**TASK**.
From the listing below, pull out all lines with "StringBuffer" in them.

**DATA SUPPLIED**.

※ ※ ※

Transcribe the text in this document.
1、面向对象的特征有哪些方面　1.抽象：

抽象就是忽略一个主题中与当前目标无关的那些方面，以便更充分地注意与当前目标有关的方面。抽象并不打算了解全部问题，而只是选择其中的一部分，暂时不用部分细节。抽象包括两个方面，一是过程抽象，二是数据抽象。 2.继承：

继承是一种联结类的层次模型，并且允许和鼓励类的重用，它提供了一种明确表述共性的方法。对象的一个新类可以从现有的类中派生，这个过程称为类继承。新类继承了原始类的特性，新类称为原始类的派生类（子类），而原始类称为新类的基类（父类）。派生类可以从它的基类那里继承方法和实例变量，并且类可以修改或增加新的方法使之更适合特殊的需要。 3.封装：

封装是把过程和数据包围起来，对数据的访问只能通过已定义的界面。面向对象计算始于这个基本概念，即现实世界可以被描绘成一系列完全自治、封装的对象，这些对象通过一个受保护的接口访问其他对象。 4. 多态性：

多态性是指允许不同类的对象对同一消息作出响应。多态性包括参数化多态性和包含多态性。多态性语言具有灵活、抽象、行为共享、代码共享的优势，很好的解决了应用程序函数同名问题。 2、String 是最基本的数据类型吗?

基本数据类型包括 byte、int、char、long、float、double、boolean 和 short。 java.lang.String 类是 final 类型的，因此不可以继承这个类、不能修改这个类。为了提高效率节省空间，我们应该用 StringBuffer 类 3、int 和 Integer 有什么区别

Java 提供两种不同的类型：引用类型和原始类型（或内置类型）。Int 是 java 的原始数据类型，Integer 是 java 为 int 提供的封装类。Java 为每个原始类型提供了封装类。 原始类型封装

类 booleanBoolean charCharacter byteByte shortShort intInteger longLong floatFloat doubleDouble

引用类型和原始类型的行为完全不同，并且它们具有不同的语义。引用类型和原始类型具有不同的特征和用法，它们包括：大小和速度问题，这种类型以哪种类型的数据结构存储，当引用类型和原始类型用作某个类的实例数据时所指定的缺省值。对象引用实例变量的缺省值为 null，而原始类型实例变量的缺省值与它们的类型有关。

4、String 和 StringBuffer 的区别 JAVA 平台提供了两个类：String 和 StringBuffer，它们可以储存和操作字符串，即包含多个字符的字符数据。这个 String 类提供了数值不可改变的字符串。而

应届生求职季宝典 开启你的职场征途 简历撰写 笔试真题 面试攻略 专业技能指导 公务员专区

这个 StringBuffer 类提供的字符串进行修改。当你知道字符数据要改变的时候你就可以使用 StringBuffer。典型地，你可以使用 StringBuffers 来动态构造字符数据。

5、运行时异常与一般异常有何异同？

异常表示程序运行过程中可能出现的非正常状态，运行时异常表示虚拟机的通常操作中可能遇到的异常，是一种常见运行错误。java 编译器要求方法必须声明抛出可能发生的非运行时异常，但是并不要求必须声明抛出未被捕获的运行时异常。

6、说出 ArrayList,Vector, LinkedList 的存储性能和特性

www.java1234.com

※ ※ ※

**SOLUTION TO THIS EXERCISE**.
基本数据类型包括 byte、int、char、long、float、double、boolean 和 short。 java.lang.String 类是 final 类型的，因此不可以继承这个类、不能修改这个类。为了提高效率节省空间，我们应该用 StringBuffer 类 3、int 和 Integer 有什么区别
4、String 和 StringBuffer 的区别 JAVA 平台提供了两个类：String 和 StringBuffer，它们可以储存和操作字符串，即包含多个字符的字符数据。这个 String 类提供了数值不可改变的字符串。而
这个 StringBuffer 类提供的字符串进行修改。当你知道字符数据要改变的时候你就可以使用 StringBuffer。典型地，你可以使用 StringBuffers 来动态构造字符数据。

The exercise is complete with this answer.